* _CHALLENGE_:
Read through the data and report every line in which the word "this" occurs.
-=-=-
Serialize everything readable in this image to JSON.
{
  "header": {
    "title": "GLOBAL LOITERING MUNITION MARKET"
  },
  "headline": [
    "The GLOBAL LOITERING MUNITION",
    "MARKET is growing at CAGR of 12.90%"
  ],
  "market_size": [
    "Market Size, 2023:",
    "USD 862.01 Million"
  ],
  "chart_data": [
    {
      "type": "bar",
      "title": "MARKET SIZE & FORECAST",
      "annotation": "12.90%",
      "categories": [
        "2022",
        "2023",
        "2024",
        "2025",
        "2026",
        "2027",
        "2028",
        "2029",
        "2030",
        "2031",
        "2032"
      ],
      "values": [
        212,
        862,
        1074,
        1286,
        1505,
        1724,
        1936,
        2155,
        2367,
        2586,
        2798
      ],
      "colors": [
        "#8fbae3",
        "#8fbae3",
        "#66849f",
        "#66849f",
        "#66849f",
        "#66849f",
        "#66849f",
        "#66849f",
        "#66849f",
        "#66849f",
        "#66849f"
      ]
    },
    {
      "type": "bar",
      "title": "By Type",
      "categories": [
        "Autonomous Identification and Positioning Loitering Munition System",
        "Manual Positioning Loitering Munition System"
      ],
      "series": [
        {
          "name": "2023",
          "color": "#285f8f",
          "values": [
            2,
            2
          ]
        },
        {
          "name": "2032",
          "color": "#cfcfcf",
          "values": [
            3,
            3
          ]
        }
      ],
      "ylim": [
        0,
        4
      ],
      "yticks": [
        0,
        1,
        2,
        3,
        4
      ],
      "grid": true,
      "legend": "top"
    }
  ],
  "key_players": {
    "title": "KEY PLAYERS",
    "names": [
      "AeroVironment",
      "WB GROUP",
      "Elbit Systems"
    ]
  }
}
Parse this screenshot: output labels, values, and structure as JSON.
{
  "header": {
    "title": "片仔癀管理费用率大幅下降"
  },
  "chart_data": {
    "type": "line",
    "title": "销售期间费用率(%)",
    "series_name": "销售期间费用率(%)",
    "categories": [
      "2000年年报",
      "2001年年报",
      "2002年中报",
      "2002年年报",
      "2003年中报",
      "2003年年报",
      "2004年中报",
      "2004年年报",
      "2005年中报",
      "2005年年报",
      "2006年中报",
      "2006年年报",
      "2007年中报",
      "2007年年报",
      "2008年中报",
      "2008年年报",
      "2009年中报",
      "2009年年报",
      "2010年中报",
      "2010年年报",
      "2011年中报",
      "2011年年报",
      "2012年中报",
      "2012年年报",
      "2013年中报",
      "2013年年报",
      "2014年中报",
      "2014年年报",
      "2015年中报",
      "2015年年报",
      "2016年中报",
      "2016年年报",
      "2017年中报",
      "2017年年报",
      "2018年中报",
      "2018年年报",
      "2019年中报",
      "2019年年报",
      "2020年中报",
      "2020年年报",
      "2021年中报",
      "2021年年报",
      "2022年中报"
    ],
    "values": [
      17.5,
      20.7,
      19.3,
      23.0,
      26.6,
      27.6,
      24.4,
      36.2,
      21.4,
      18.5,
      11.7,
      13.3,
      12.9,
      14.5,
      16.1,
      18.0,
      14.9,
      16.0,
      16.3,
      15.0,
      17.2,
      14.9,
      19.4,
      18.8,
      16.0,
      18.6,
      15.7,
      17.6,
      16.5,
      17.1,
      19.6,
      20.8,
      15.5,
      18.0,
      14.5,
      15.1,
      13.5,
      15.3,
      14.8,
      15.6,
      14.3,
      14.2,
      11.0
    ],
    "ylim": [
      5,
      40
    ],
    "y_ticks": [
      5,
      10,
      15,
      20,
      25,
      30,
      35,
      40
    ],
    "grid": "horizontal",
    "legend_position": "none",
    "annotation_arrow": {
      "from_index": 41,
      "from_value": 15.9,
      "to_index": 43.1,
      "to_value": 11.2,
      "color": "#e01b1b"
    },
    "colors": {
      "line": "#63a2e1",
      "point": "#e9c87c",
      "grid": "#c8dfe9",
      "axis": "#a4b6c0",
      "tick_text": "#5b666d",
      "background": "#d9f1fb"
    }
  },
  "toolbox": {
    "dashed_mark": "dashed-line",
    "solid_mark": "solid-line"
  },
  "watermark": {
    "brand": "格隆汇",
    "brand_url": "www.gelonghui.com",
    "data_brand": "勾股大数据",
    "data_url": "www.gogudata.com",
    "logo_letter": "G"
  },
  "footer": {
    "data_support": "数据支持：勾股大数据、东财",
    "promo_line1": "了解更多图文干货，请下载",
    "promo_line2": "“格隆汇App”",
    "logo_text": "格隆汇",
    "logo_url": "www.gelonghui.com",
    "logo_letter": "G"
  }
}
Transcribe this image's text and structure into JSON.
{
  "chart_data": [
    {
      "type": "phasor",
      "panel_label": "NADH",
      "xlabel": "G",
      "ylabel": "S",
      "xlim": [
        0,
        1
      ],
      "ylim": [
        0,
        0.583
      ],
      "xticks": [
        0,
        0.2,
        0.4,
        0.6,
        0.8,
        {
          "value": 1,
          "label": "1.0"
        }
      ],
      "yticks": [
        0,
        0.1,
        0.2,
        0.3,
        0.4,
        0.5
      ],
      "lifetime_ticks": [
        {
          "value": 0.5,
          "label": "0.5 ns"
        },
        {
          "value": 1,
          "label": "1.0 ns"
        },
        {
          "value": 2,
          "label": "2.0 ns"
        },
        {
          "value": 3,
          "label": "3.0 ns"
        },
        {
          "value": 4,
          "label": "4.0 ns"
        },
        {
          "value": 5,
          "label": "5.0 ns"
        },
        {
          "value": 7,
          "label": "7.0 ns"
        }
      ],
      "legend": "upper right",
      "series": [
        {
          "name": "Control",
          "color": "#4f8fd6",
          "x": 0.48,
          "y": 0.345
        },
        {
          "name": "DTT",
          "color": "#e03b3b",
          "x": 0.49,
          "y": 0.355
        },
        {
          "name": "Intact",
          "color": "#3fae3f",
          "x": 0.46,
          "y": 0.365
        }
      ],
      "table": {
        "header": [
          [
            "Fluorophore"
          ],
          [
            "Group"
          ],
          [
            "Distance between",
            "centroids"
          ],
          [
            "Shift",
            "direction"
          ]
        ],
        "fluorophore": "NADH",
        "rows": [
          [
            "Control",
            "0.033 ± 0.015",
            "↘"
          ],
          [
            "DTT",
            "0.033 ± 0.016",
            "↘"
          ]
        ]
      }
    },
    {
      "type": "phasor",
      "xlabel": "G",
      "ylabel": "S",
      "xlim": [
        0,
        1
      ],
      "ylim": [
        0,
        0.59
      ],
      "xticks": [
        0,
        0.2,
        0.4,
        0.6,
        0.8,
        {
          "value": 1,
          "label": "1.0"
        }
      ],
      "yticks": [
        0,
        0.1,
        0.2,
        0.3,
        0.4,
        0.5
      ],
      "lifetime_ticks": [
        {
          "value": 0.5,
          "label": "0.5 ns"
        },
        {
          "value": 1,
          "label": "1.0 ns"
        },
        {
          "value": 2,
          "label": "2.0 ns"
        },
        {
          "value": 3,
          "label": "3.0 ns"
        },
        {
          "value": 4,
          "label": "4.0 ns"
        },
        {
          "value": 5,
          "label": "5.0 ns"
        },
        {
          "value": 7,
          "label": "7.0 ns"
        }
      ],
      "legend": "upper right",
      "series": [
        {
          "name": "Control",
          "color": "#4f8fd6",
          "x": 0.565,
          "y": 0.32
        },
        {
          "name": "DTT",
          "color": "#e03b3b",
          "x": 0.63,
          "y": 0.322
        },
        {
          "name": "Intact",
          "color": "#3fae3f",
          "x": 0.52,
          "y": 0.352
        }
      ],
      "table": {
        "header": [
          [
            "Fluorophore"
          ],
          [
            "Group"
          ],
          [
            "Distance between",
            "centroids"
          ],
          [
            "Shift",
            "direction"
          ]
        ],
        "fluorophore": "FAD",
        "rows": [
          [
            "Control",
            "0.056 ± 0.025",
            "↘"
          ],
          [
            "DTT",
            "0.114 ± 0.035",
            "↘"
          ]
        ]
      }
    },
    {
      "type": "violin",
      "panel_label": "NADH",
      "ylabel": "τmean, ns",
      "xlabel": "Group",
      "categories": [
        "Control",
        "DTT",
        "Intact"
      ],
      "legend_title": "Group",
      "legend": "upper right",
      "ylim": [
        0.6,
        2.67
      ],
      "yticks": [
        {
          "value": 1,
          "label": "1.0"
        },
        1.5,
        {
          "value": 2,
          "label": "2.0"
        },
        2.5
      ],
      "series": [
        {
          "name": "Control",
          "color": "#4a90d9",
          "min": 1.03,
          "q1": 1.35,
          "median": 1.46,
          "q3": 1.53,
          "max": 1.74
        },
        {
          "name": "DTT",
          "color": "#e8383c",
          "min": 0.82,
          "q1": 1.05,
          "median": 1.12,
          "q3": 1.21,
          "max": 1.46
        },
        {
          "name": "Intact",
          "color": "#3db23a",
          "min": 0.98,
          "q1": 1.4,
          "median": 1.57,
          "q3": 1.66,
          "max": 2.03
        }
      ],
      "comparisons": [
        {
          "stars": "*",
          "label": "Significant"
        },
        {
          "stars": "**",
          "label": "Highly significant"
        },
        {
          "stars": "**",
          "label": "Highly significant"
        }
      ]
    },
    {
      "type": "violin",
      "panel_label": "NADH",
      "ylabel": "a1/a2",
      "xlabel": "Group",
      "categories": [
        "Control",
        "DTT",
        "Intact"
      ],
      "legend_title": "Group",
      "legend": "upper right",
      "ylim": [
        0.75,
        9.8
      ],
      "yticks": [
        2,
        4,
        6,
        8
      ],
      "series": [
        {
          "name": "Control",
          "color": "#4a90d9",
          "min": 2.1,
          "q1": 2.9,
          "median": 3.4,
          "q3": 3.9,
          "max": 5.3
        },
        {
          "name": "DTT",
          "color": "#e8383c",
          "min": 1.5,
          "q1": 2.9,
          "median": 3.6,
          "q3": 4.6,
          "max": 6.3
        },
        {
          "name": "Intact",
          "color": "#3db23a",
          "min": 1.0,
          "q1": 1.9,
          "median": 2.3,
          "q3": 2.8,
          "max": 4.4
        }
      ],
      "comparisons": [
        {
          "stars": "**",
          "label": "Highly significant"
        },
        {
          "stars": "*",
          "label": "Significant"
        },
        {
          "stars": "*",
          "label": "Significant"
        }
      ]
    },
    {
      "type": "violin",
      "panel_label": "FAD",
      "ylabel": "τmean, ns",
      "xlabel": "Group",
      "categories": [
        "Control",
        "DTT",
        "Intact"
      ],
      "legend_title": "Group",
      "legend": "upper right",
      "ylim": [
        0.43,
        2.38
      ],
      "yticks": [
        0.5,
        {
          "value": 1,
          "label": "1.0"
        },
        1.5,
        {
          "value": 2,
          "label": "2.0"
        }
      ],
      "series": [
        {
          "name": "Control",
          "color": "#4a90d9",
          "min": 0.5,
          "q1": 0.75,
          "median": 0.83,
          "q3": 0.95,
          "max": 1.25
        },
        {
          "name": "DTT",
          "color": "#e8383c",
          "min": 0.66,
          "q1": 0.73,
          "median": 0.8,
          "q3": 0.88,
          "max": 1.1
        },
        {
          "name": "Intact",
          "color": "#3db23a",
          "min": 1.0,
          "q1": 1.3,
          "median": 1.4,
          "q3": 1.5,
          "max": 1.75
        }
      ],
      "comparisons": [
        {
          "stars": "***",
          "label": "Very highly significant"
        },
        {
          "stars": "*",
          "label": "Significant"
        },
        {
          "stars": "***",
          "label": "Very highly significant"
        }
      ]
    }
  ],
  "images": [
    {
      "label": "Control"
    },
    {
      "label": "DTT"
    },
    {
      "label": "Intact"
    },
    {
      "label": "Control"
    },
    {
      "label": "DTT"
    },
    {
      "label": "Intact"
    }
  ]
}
-=-=-
* _FULL OUTPUT_:
Serialize everything readable in this image to JSON.
Parse this screenshot: output labels, values, and structure as JSON.
Transcribe this image's text and structure into JSON.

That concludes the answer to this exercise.